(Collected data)
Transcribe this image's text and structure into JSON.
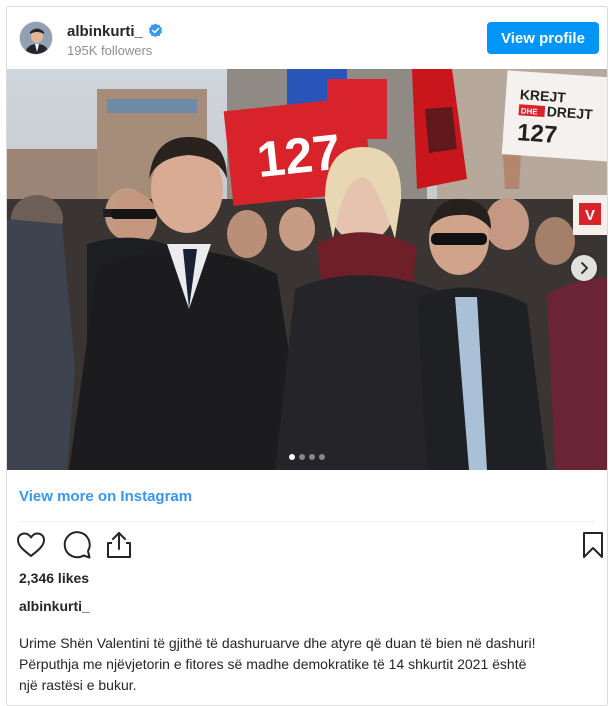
{
  "post": {
    "username": "albinkurti_",
    "followers": "195K followers",
    "view_profile_label": "View profile",
    "view_more_label": "View more on Instagram",
    "likes": "2,346 likes",
    "caption_user": "albinkurti_",
    "caption_lines": [
      "Urime Shën Valentini të gjithë të dashuruarve dhe atyre që duan të bien në dashuri!",
      "Përputhja me njëvjetorin e fitores së madhe demokratike të 14 shkurtit 2021 është",
      "një rastësi e bukur."
    ],
    "carousel": {
      "total_slides": 4,
      "active_slide": 1
    }
  },
  "photo_signs": {
    "sign_left": "127",
    "sign_right_line1": "KREJT",
    "sign_right_dhe": "DHE",
    "sign_right_line2": "DREJT",
    "sign_right_number": "127",
    "sign_small": "V"
  },
  "icons": {
    "verified": "verified-badge-icon",
    "like": "heart-icon",
    "comment": "comment-icon",
    "share": "share-icon",
    "save": "bookmark-icon",
    "next": "chevron-right-icon"
  },
  "colors": {
    "accent": "#0095f6",
    "link": "#3897f0",
    "sign_red": "#d8232a"
  }
}
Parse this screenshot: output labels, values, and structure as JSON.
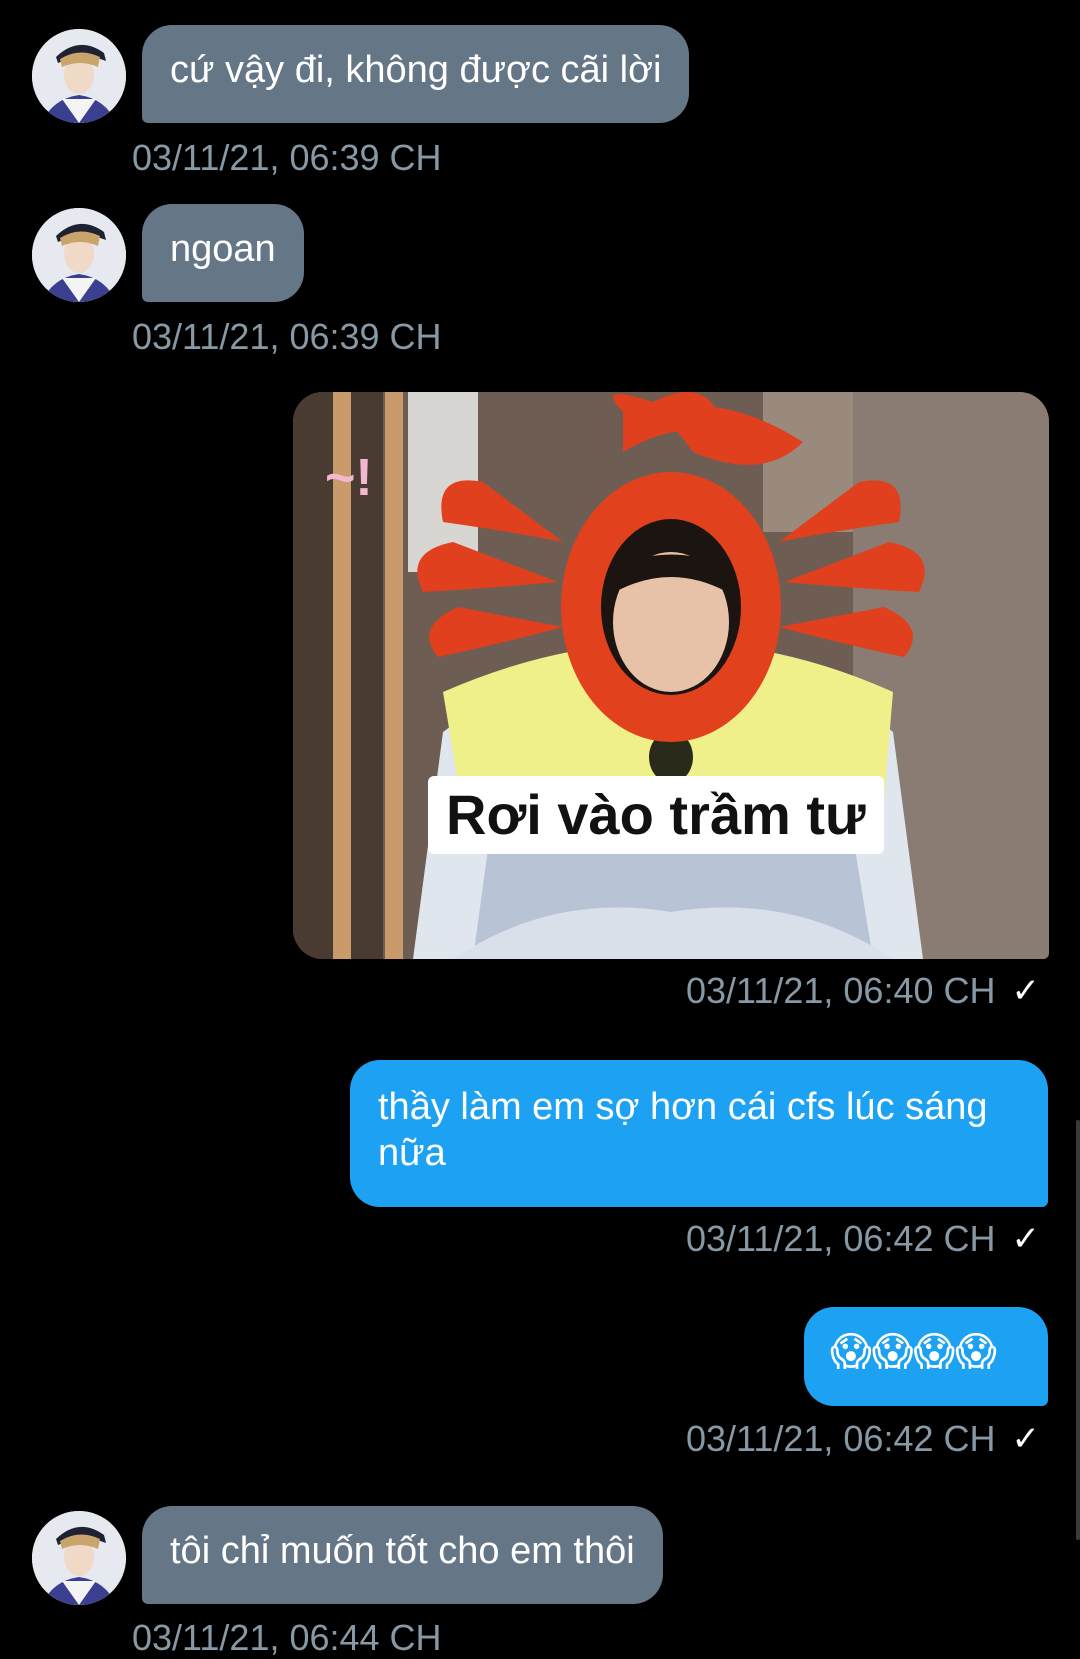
{
  "messages": [
    {
      "text": "cứ vậy đi, không được cãi lời",
      "time": "03/11/21, 06:39 CH"
    },
    {
      "text": "ngoan",
      "time": "03/11/21, 06:39 CH"
    },
    {
      "image_caption": "Rơi vào trầm tư",
      "time": "03/11/21, 06:40 CH"
    },
    {
      "text": "thầy làm em sợ hơn cái cfs lúc sáng nữa",
      "time": "03/11/21, 06:42 CH"
    },
    {
      "text": "😱😱😱😱",
      "time": "03/11/21, 06:42 CH"
    },
    {
      "text": "tôi chỉ muốn tốt cho em thôi",
      "time": "03/11/21, 06:44 CH"
    }
  ],
  "sticker_text": "~!",
  "check_glyph": "✓",
  "colors": {
    "background": "#000000",
    "incoming_bubble": "#657786",
    "outgoing_bubble": "#1da1f2",
    "timestamp": "#8899a6"
  }
}
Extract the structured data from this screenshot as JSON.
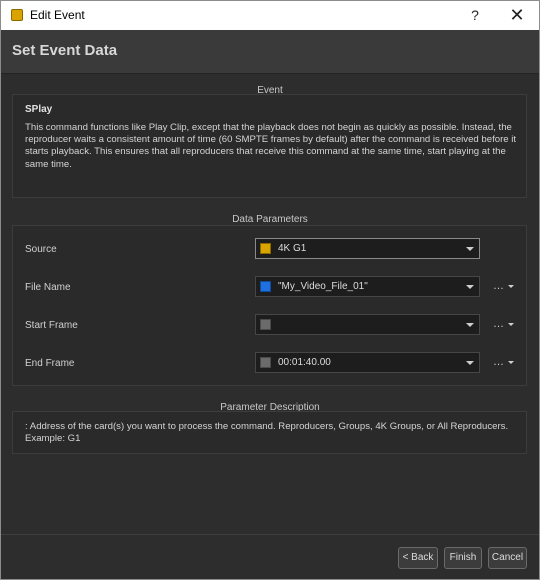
{
  "window": {
    "title": "Edit Event",
    "help_glyph": "?",
    "close_glyph": "✕",
    "app_icon_color": "#d9a300"
  },
  "header": {
    "title": "Set Event Data"
  },
  "event_section": {
    "title": "Event",
    "name": "SPlay",
    "description": "This command functions like Play Clip, except that the playback does not begin as quickly as possible. Instead, the reproducer waits a consistent amount of time (60 SMPTE frames by default) after the command is received before it starts playback. This ensures that all reproducers that receive this command at the same time, start playing at the same time."
  },
  "params_section": {
    "title": "Data Parameters",
    "more_glyph": "…",
    "params": [
      {
        "label": "Source",
        "value": "4K G1",
        "swatch_color": "#d9a300",
        "has_more": false
      },
      {
        "label": "File Name",
        "value": "\"My_Video_File_01\"",
        "swatch_color": "#1e6fe0",
        "has_more": true
      },
      {
        "label": "Start Frame",
        "value": "",
        "swatch_color": "#6b6b6b",
        "has_more": true
      },
      {
        "label": "End Frame",
        "value": "00:01:40.00",
        "swatch_color": "#6b6b6b",
        "has_more": true
      }
    ]
  },
  "param_description": {
    "title": "Parameter Description",
    "text": ": Address of the card(s) you want to process the command. Reproducers, Groups, 4K Groups, or All Reproducers. Example: G1"
  },
  "footer": {
    "back_label": "< Back",
    "finish_label": "Finish",
    "cancel_label": "Cancel"
  }
}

§ **Requirement**
Review the preceding data and report every line that includes the string "title".

§ **Exercise output**
    "title": "Edit Event",
    "title": "Set Event Data"
    "title": "Event",
    "title": "Data Parameters",
    "title": "Parameter Description",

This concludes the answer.